Passage to read:

--- BEGIN ---

So he asked Jesse, “Are these all the sons you have?”
“There is still the youngest,” Jesse answered. “He is tending the sheep.”
Samuel said, “Send for him; we will not sit down until he arrives.”
So he sent for him and had him brought in. He was glowing with health and had a fine appearance and handsome features. Then the Lord said, “Rise and anoint him; this is the one.” – 1 Samuel 16:11-12
God had called David to be the future king, but his own father didn’t even consider him a viable option!
Jesse’s exact reasoning for leaving David out is not spelled out in the story. It could have been because he was young, or perhaps maybe he was so good at keeping the sheep that his dad didn’t want to lose his help, or it’s possible that his dad didn’t think he was good enough to be king, but whatever the reasoning, David’s dad rejected him to even be considered.

--- END ---

Given exercise A: In the passage about David, what was the youngest son doing when Jesse was asked about his sons?
Given exercise B: Rewrite the listing from the line with "Polygon shape — [115, 492, 230, 510]" to the line with "Ellipse shape — [735, 210, 755, 221]", changing "Polygon" to "Path" and keeping everything else the same.

Dataset extract:
--- BEGIN ---

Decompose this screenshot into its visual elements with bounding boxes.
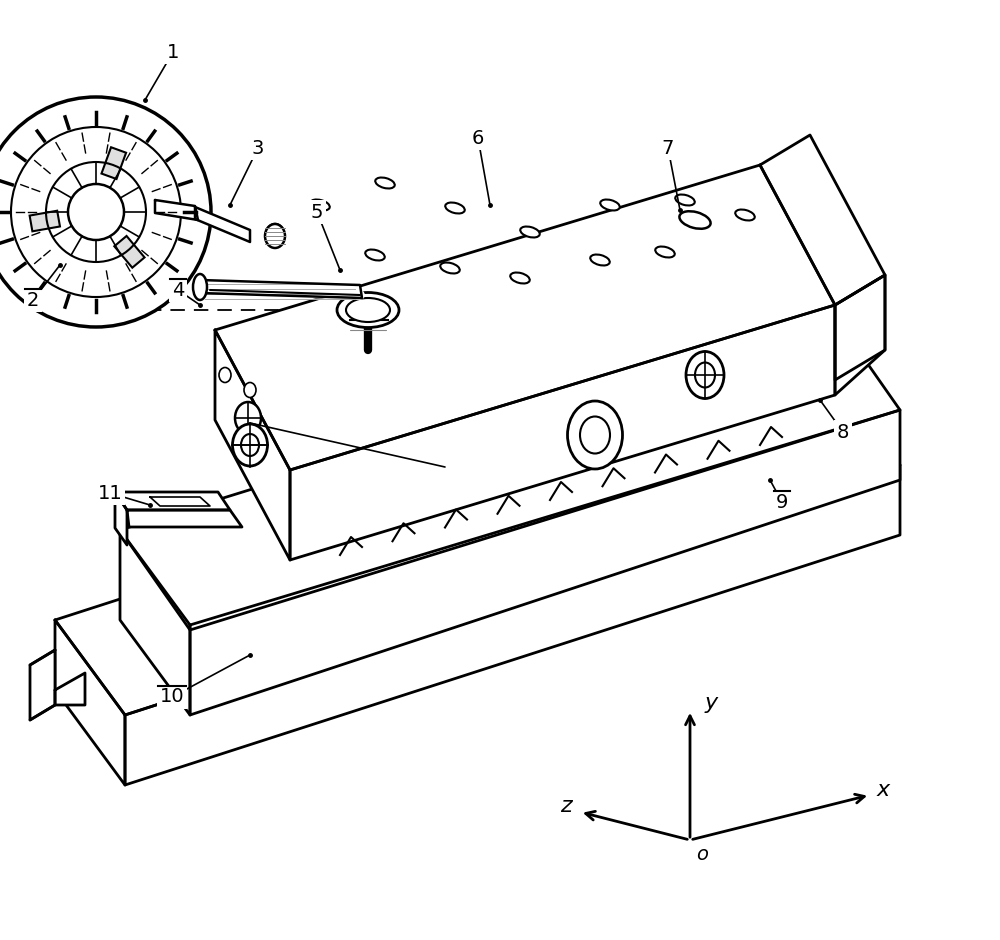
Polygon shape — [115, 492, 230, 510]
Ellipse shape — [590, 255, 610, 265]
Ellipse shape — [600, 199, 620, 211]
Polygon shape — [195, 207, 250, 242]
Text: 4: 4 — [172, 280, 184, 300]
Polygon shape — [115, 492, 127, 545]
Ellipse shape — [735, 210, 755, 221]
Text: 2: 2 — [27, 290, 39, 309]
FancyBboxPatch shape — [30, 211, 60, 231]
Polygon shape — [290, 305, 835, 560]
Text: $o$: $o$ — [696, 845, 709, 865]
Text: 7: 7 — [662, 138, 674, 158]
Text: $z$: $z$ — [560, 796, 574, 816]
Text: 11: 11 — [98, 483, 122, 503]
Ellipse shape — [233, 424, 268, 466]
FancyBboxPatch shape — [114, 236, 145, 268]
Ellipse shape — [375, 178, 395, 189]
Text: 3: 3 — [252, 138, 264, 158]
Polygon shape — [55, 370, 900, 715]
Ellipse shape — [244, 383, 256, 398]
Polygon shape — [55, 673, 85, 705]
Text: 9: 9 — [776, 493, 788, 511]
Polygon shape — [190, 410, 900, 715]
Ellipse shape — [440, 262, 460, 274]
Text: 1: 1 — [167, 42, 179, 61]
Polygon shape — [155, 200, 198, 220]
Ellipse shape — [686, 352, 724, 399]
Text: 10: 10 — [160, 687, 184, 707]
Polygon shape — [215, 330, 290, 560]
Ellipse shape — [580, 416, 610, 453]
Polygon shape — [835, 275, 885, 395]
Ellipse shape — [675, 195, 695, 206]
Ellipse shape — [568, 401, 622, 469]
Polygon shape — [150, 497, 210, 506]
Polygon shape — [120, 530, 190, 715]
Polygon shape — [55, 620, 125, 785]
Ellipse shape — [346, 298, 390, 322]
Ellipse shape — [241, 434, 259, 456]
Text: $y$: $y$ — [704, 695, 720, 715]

--- END ---

Exercise answer A: He was tending the sheep.

Exercise answer B:
Path shape — [115, 492, 230, 510]
Ellipse shape — [590, 255, 610, 265]
Ellipse shape — [600, 199, 620, 211]
Path shape — [195, 207, 250, 242]
Text: 4: 4 — [172, 280, 184, 300]
Path shape — [115, 492, 127, 545]
Ellipse shape — [735, 210, 755, 221]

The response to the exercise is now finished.